Records from a collection of figures:
— begin —

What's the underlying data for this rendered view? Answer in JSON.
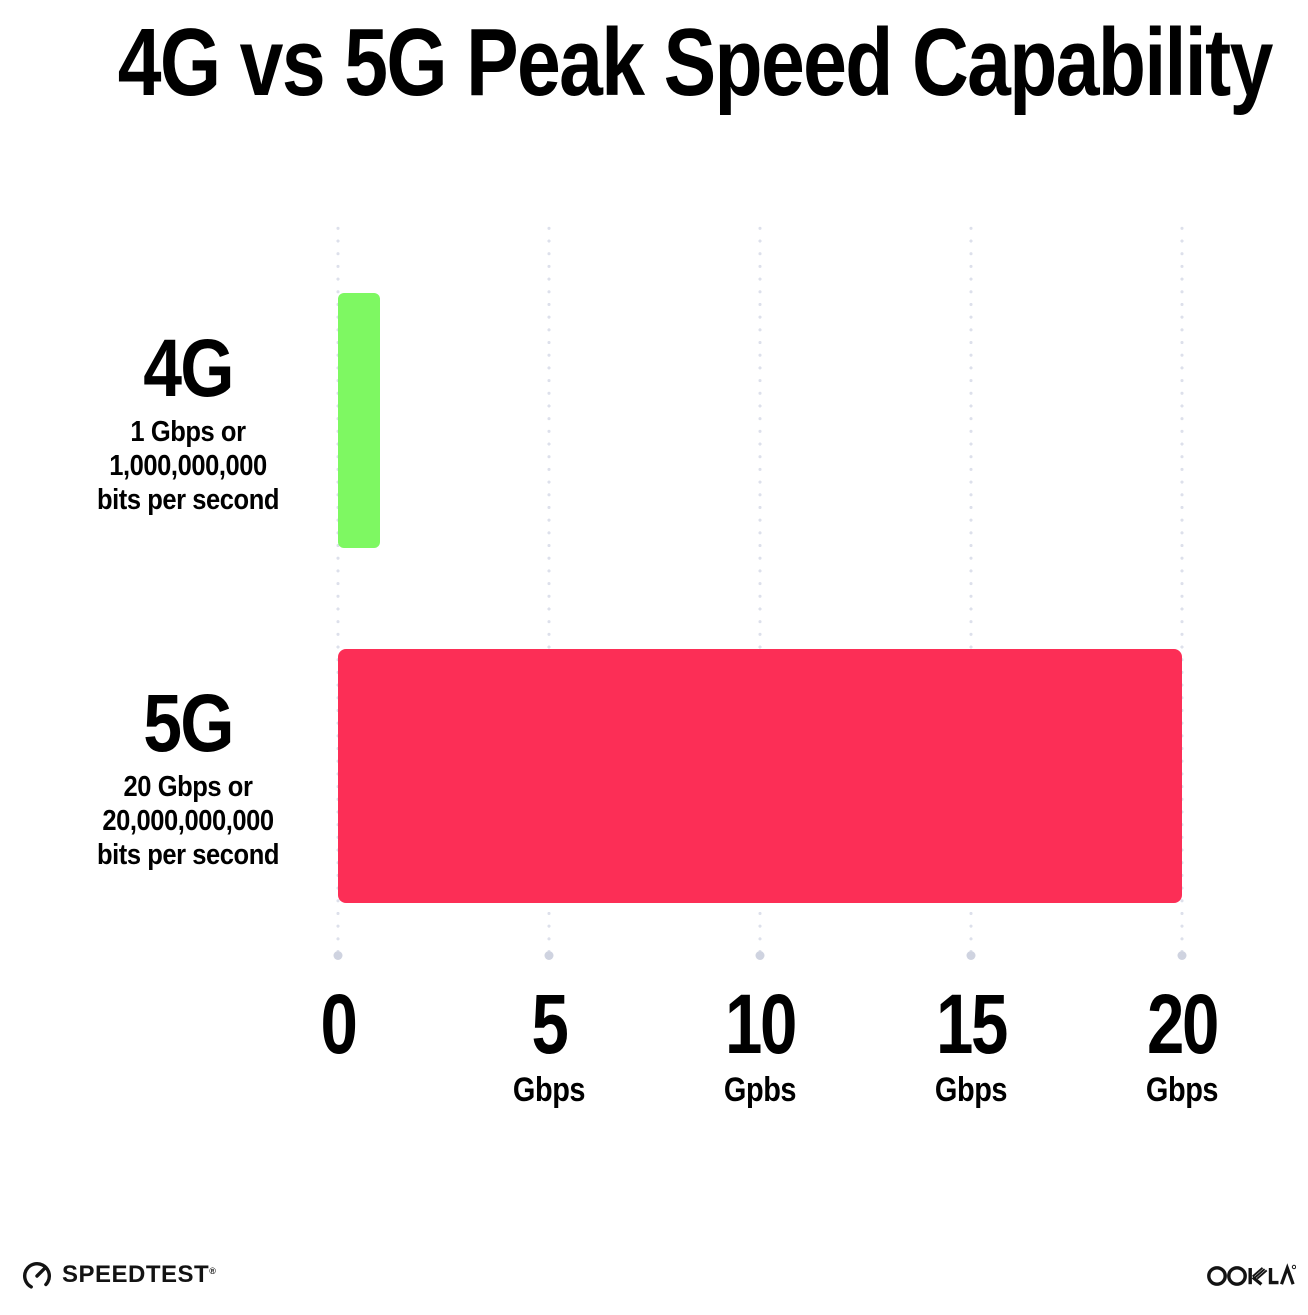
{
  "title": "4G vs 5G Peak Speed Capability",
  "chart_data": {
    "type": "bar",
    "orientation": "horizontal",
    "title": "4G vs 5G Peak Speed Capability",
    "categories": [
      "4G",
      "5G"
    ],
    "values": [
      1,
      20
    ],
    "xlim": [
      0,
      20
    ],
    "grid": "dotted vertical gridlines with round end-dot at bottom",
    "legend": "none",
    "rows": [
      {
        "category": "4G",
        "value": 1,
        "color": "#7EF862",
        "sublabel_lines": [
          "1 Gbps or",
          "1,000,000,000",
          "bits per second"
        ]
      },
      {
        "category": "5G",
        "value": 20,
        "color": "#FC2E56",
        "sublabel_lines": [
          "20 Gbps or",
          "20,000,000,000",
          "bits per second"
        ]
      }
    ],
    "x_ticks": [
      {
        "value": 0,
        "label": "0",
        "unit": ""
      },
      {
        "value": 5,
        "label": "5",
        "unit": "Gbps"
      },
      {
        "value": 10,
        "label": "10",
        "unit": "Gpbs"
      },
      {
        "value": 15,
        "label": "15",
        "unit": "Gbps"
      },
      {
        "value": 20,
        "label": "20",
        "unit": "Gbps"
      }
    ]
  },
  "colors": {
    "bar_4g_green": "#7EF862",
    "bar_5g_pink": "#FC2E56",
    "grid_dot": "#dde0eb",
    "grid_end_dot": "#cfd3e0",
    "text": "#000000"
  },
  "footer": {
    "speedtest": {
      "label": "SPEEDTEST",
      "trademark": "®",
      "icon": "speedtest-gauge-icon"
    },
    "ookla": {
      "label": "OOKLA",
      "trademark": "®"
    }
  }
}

— end —
— begin —

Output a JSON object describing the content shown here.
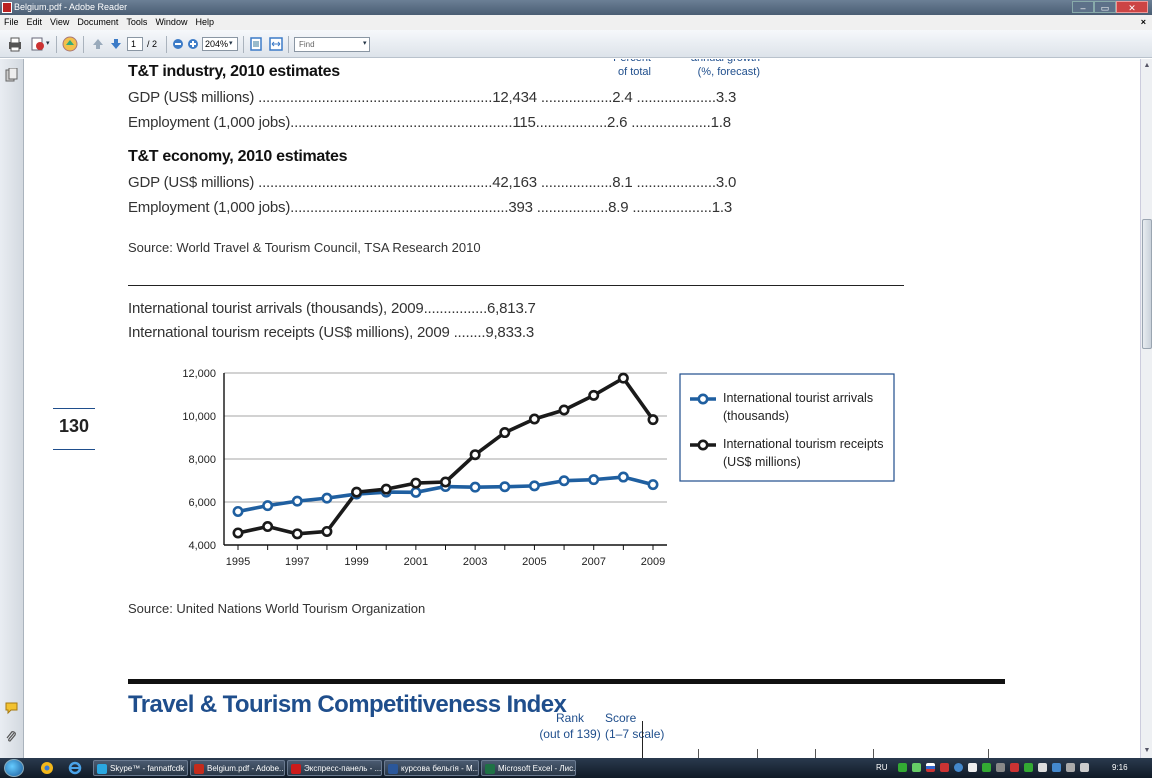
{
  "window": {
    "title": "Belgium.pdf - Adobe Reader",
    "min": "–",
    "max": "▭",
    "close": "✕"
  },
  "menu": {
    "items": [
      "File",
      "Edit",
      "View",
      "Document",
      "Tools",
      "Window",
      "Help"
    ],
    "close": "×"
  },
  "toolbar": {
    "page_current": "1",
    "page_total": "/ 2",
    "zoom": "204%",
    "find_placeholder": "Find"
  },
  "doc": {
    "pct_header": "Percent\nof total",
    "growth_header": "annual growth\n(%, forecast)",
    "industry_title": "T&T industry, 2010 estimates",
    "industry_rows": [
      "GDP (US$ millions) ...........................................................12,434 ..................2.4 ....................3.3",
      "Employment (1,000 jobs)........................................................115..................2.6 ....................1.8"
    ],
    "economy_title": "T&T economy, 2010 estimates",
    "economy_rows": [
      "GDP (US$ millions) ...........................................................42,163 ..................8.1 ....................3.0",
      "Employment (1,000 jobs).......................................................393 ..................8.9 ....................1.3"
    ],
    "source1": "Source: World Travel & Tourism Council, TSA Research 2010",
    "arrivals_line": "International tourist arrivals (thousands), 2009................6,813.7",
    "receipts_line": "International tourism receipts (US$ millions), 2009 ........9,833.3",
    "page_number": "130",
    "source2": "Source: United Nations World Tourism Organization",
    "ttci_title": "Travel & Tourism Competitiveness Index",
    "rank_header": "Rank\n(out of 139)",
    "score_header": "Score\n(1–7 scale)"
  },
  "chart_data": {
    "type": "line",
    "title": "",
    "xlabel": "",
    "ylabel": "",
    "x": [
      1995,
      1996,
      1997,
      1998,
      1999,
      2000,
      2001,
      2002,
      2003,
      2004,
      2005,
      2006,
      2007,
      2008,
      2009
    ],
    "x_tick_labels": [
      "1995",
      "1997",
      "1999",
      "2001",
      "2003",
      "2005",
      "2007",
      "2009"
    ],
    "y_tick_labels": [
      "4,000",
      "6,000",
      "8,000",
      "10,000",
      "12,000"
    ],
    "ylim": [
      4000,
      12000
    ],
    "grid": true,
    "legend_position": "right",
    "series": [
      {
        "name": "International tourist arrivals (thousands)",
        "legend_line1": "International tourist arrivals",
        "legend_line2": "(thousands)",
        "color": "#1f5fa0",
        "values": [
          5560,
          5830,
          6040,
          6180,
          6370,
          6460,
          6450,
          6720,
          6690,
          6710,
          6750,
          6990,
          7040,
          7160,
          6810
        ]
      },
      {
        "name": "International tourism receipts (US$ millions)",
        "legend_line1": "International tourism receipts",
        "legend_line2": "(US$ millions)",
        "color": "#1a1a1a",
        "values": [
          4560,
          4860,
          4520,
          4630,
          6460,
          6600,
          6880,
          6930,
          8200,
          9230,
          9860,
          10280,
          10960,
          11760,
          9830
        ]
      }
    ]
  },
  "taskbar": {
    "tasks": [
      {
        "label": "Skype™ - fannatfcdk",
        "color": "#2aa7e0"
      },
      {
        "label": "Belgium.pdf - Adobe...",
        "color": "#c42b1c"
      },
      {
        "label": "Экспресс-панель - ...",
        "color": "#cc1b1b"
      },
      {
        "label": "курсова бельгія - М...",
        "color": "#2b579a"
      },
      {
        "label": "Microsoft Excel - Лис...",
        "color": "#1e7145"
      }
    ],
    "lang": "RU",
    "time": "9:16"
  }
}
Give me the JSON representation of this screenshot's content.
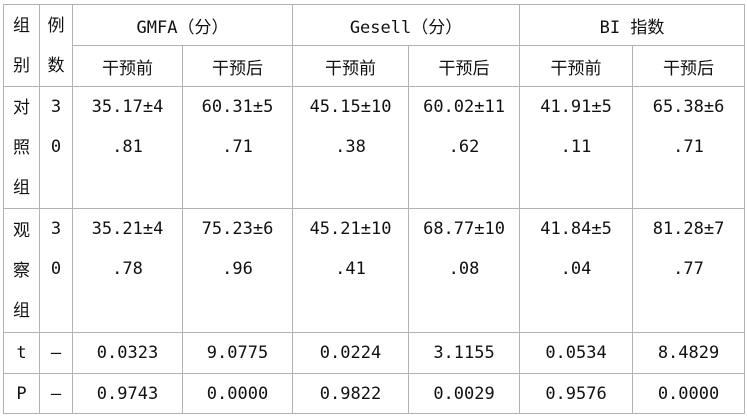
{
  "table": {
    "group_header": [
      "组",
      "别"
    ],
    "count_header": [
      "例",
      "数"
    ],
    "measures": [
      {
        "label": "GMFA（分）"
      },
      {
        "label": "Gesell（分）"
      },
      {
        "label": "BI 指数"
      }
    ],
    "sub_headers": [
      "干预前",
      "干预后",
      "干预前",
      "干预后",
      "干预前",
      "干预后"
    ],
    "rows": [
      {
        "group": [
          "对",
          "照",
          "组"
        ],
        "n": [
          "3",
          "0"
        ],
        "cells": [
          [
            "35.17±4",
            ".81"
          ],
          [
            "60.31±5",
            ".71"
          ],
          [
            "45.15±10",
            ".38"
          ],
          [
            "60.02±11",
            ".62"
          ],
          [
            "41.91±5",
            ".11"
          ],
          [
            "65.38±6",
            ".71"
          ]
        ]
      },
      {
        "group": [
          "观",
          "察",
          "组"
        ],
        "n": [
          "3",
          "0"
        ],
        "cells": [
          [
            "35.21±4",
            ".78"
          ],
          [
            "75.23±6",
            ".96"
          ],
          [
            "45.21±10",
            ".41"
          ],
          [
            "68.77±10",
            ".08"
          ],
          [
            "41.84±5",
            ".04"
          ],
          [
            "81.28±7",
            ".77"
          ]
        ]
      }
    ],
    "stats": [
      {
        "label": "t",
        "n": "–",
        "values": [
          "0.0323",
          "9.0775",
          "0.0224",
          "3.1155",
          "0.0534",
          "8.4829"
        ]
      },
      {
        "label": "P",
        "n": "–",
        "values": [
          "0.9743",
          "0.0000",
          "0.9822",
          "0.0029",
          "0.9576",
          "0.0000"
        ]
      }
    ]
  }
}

— end —
— begin —

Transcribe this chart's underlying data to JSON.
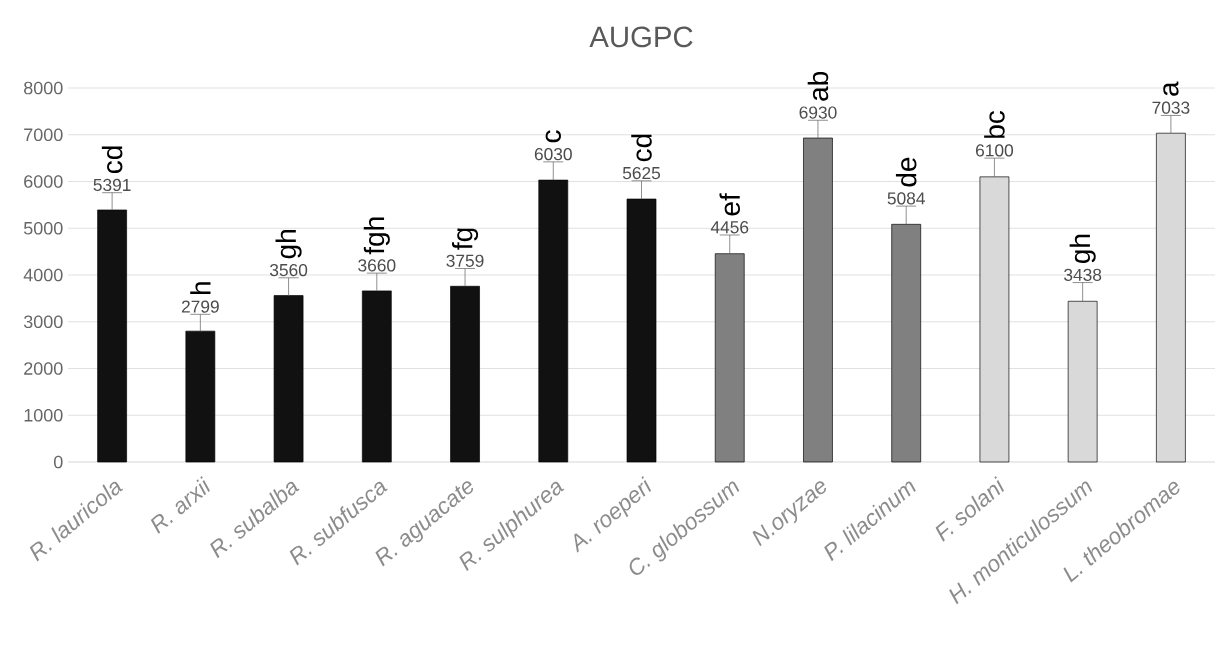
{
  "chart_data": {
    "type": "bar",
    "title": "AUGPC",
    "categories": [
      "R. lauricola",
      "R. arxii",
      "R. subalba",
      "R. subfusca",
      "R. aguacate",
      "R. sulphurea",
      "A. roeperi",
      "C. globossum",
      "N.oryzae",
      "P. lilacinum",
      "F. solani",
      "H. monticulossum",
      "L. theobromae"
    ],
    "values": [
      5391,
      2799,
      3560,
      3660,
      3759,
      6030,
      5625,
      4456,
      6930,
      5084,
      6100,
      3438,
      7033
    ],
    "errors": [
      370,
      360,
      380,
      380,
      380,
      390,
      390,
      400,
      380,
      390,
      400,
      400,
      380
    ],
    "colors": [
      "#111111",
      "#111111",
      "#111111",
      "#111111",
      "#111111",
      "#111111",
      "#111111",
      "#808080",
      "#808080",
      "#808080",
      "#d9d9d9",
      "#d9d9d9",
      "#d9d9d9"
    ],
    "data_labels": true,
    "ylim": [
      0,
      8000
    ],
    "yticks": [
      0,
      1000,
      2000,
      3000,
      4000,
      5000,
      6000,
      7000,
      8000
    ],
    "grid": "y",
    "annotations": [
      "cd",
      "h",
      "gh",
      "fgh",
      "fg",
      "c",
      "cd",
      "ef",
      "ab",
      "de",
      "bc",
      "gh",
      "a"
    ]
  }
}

— end —

Directive: Copy each line above that contains the word "tourist".

Solution for this task:
    "arrivals_line": "International tourist arrivals (thousands), 2009................6,813.7",
        "name": "International tourist arrivals (thousands)",
        "legend_line1": "International tourist arrivals",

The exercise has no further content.